Tuesday, March 31, 2009

Web 2.0 Expo: Designing Social Websites

I attended two workshops at today's Web 2.0 Expo: Designing Social Interfaces: Principles, Best Practices and Patterns for Designing the Social Web and Designing Social Websites.

The first presentation was more of an read out on the analysis of different social features popular on sites like FaceBook, LinkedIn, Flickr and others. I wish they would have done more of an analysis of which ones actually work, what makes them work and who they work on. Anyhow, the slides are still interesting and can be viewed here.

For me the more interesting presentation was from Christina Wodtke. I've embedded her slides below and here are some of my key takeaways:

"Behavior is a function of a person and his/her environment," this is Christina's theory to social sites. Environment is half the equation and something we can control. Christina shared an interesting analogy that you can follow the same process to designing the architecture of a building as you would a website. For example when you build a wide and open staircase it becomes a natural place for people to take a seat and socialize (for more on this check out A Pattern Language).

Christina identifies 4 motivations for contribution:
  1. Reciprocity - an example is LinkedIn endorsements, people who ask for endorsements are likely to give an endorsement back. Another example is when fund raising groups send you mailing labels as a gift, by doing so people are more likely to return the favor by opening their wallets.
  2. Reputation - Cisco's NetPro discussion forum do a good job of this by through a point system.
  3. Increased Need of Efficacy - The reason people use sites like Digg is because it's an effective way to obtain information they have something to gain.
  4. Attachment to and Need of a Group - This goes back to Maslow's hierarchy of needs, people want to have a sense of belonging. Then when they build their reputation it increases their self esteem.
Anyone who's building a social website should learn more about the Ross Mayfield's Power Law of Participation where a ' low threshold participation amounts to high engagement'. Then follow the AOF method:
  1. Define your activity (ie. what are your users doing? what do they have to do for you to be successful)
  2. Identify social objects (ie. videos for Netflix, photos for Flickr)
  3. Choose your features (ie. sharing, tagging, advice)
(Note: this is an older version of the deck she shared at the Web 2.0 Expo, the slides are almost identical, when/if she updates SlideShare, I'll update the embed.)


xian said...

Thanks for the comments on our workshop. We love what Christina is doing (and she has contributed ideas to our pattern collection).

In the full text versions of our patterns we do devote a lot of attention to what works and what doesn't, when to use various patterns, and why.

It's hard to figure how deep to go and how broad to go in these presentations and we're still figuring out, given we have such a large unwieldy catalogue to explain to people, so your feedback is really helpful, thanks again!

~christina said...

HI! I really appreciate the kind words about my presentation. it's a grand adventure to understand social sites and I appreciate the thoughts of everyone who's on that journey too!
I just wanted to let you know you have embedded the wrong presentation... this is a talk at stanford I gave on working with designers. :) people can follow it to slideshare to see the right one, though.

**Your assignment**
In the blog post on the Web 2.0 Expo, why does Christina Wodtke's approach focus on a site's environment?

**Records**
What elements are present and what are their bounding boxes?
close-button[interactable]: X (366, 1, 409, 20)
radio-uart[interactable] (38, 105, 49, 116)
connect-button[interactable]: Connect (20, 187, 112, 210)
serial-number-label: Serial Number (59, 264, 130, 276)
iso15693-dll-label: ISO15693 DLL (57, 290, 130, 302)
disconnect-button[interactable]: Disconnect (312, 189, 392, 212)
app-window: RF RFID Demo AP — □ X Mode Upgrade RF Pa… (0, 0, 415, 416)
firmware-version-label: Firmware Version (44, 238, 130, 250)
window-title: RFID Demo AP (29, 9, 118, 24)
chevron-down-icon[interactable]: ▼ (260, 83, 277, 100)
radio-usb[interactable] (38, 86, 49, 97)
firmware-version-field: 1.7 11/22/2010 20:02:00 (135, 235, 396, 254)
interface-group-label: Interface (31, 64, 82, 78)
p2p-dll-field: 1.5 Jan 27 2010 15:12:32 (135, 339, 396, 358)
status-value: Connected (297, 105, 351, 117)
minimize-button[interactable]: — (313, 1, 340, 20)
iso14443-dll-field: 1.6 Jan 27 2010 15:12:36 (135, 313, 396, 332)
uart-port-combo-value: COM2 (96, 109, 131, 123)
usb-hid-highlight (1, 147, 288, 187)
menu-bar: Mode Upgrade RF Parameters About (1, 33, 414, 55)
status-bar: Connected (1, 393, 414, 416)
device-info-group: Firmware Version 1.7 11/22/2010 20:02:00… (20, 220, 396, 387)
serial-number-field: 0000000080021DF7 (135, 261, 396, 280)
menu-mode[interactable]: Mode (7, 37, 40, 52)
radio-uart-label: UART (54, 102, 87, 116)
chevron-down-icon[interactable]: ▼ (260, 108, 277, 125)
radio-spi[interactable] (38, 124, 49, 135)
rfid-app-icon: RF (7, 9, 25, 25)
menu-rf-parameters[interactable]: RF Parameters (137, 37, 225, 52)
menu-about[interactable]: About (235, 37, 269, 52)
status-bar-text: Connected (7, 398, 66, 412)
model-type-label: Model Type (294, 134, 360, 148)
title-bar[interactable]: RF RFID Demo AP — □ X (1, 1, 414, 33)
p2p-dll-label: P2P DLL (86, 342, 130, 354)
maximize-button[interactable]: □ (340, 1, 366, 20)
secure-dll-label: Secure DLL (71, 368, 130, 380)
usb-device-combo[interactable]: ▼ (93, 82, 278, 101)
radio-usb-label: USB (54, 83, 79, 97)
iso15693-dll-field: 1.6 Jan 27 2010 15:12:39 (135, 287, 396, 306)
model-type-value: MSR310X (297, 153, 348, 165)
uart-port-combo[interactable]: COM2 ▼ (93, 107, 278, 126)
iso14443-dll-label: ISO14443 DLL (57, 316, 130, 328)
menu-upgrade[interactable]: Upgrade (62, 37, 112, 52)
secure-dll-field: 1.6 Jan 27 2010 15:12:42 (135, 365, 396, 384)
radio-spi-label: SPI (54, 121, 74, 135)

**Solution to this task**
Her theory holds that behavior is a function of a person and his or her environment. The environment is half of that equation, and it is the half that can be controlled.